## Direction A
In the rows, duplicate everything starting with the line containing "List all visible" and going on through the line containing "x-tick-label: 80 xyxy=(204,375,214,384)", both of those lines included. Omit the picture.

-- START OF Passage to read --

Multi-Die Design Challenges: Architecture and Early Prototyping

Multi-die designs are far more complex than traditional monolithic chip designs. The integration of multiple heterogeneous and homogeneous dies within a single package leads to significant challenges, particularly in thermal management, mechanical stress, and early architecture decisions. The initial architecture and die placement are major steps in the multi-die design process, requiring specialized tools. Synopsys 3DIC Compiler™ is an industry-leading solution that helps define the architecture of 2.5D/3D multi-die designs in a unified exploration-to-signoff platform. It enables chip designers to address early architectural challenges effectively, facilitating smoother transitions into early prototyping and ultimately to signoff.

Thermal awareness and mechanical reliability are major challenges that should be addressed as early as possible in the design cycle. Thermal challenges in multi-die designs can arise from temperature and thermal property differences between individual dies, die interconnects, and materials used in multi-die designs. Designers must thoroughly analyze each element to avoid costly redesigns later. Mechanical issues like stress and warpage can lead to failures if not addressed early in the design process. Ansys offers a comprehensive platform for tackling these physical challenges at an early stage. With software tools like Ansys RedHawk-SC Electrothermal™ and Ansys Icepak™, designers can efficiently address these issues to facilitate rapid prototyping and architectural exploration. Early-stage thermal and mechanical analysis is critical to prevent problems like hotspots, warping, and system failures due to poor heat dissipation or physical stress.

-- END OF Passage to read --
-- START OF Exercise input --

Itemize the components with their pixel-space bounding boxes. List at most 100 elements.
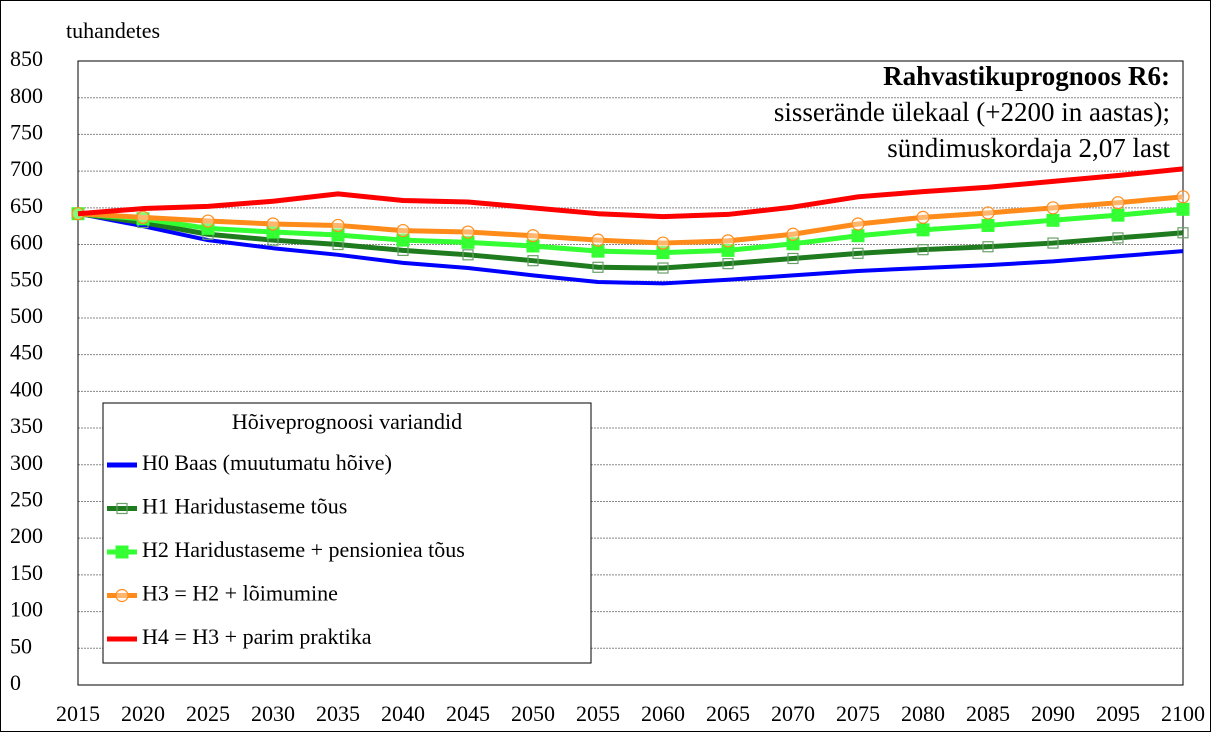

-- END OF Exercise input --
-- START OF Exercise input --

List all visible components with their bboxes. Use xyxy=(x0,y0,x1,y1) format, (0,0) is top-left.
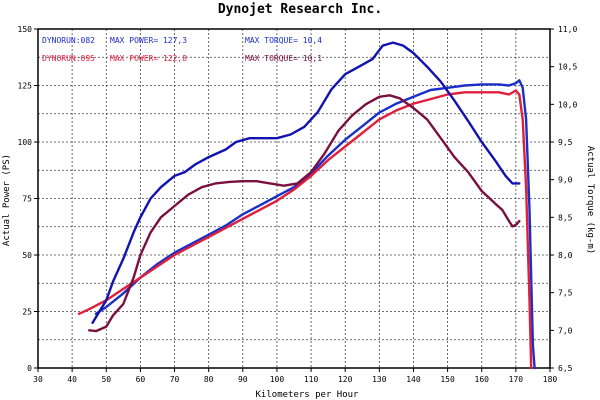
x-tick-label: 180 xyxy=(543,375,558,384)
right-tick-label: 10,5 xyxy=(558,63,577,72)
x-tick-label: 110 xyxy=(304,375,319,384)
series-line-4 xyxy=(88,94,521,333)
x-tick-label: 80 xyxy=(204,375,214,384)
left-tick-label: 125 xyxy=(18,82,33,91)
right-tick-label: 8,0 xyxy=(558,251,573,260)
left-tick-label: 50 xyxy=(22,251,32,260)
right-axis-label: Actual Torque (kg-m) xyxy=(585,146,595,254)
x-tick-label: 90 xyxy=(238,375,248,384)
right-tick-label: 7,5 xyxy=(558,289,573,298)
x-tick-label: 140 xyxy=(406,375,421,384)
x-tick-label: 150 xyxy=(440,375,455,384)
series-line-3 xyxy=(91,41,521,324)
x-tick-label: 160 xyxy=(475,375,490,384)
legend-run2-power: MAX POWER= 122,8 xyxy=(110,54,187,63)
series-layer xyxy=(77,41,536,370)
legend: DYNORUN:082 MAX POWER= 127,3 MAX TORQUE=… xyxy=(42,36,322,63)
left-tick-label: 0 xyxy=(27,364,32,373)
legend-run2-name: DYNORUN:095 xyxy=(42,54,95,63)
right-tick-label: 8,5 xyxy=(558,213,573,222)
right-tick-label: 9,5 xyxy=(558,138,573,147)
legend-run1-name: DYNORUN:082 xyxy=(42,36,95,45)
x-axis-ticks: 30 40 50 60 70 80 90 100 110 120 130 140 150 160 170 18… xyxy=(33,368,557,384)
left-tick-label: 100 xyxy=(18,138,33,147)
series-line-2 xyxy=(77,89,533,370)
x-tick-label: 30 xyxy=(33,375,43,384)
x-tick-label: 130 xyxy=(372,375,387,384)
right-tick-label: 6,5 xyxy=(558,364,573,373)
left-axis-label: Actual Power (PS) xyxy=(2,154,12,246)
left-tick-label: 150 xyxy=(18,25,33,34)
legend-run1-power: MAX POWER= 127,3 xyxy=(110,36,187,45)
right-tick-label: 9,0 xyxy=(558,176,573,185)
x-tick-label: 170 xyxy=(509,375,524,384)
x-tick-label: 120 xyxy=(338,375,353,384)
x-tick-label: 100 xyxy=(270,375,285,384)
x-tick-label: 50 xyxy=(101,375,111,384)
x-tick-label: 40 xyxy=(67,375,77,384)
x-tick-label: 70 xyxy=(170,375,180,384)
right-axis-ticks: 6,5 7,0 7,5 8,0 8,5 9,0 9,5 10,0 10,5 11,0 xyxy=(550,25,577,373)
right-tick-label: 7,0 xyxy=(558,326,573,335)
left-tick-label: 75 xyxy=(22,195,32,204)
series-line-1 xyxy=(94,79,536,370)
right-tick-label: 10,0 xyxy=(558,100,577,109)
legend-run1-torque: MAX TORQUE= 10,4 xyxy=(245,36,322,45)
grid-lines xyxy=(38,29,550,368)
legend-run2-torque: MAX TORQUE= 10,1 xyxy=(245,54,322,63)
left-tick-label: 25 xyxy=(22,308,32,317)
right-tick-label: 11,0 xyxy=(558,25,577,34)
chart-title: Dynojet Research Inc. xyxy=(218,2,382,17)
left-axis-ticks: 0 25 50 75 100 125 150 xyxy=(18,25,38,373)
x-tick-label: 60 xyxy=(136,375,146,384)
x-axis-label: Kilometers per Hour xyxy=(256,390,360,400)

-- END OF Exercise input --
-- START OF Exercise input --

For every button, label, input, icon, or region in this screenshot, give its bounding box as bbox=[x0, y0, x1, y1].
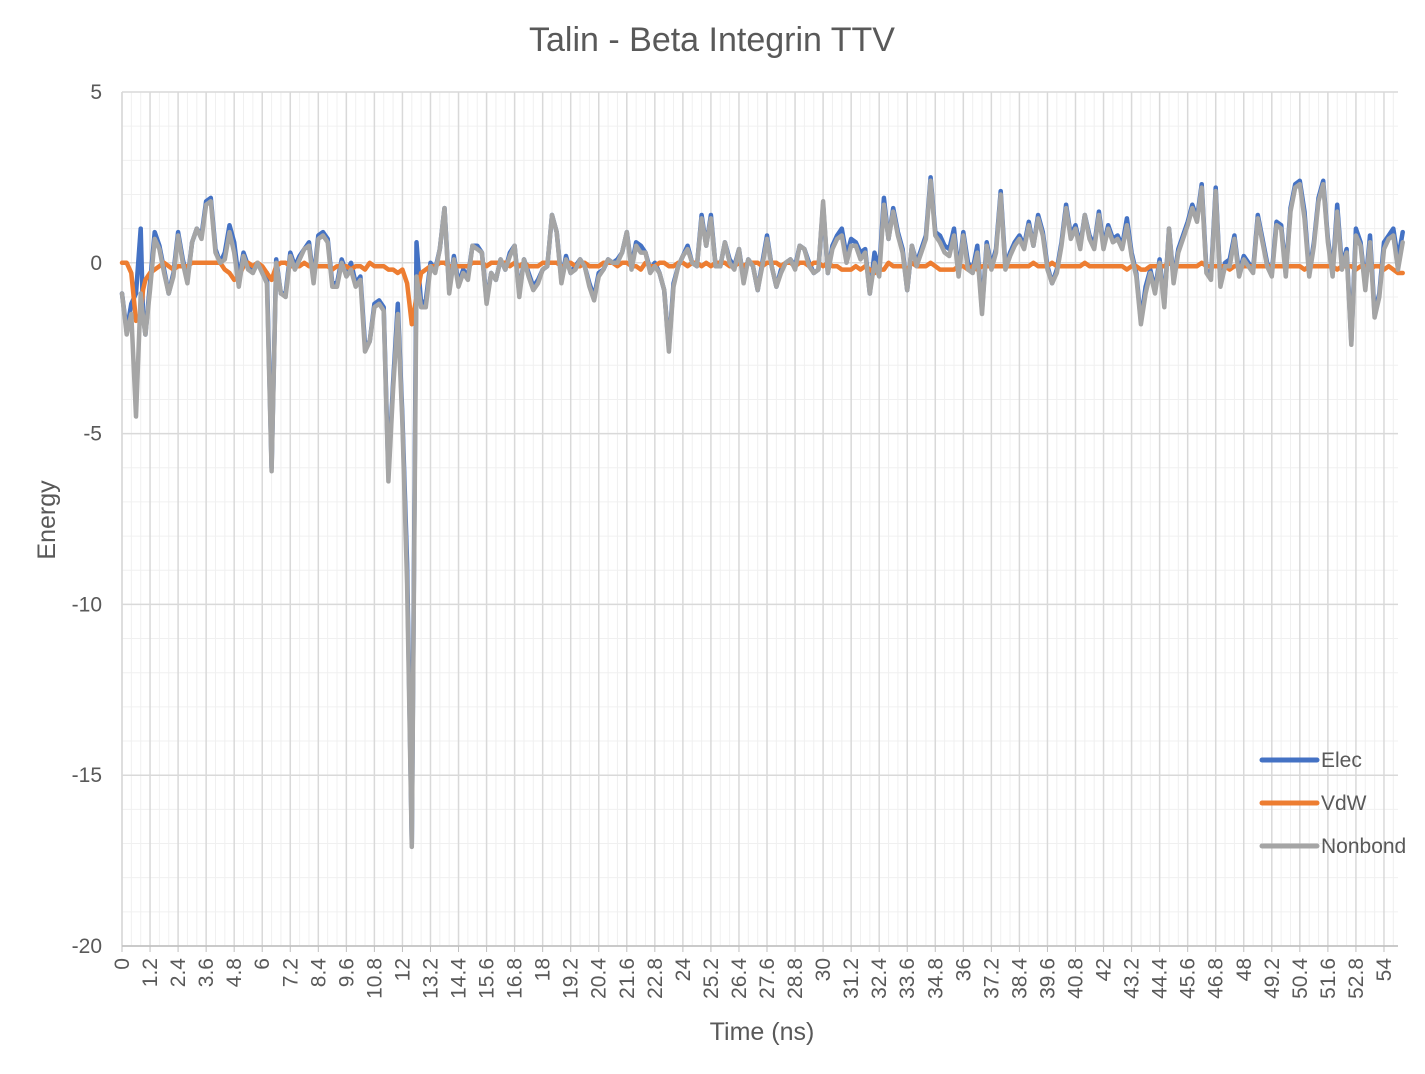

-- END OF Exercise input --

## Direction B
From the passage on multi-die design challenges, set down the wording starting with "Multi-Die Design Challenges: Architecture" and going on through "ultimately to signoff.", unchanged.

## Full output A
List all visible components with their bboxes. Use xyxy=(x0,y0,x1,y1) format, (0,0) is top-left.
x-tick-label: 180 xyxy=(543,375,558,384)
right-tick-label: 10,5 xyxy=(558,63,577,72)
x-tick-label: 110 xyxy=(304,375,319,384)
series-line-4 xyxy=(88,94,521,333)
x-tick-label: 80 xyxy=(204,375,214,384)

## Full output B
Multi-Die Design Challenges: Architecture and Early Prototyping

Multi-die designs are far more complex than traditional monolithic chip designs. The integration of multiple heterogeneous and homogeneous dies within a single package leads to significant challenges, particularly in thermal management, mechanical stress, and early architecture decisions. The initial architecture and die placement are major steps in the multi-die design process, requiring specialized tools. Synopsys 3DIC Compiler™ is an industry-leading solution that helps define the architecture of 2.5D/3D multi-die designs in a unified exploration-to-signoff platform. It enables chip designers to address early architectural challenges effectively, facilitating smoother transitions into early prototyping and ultimately to signoff.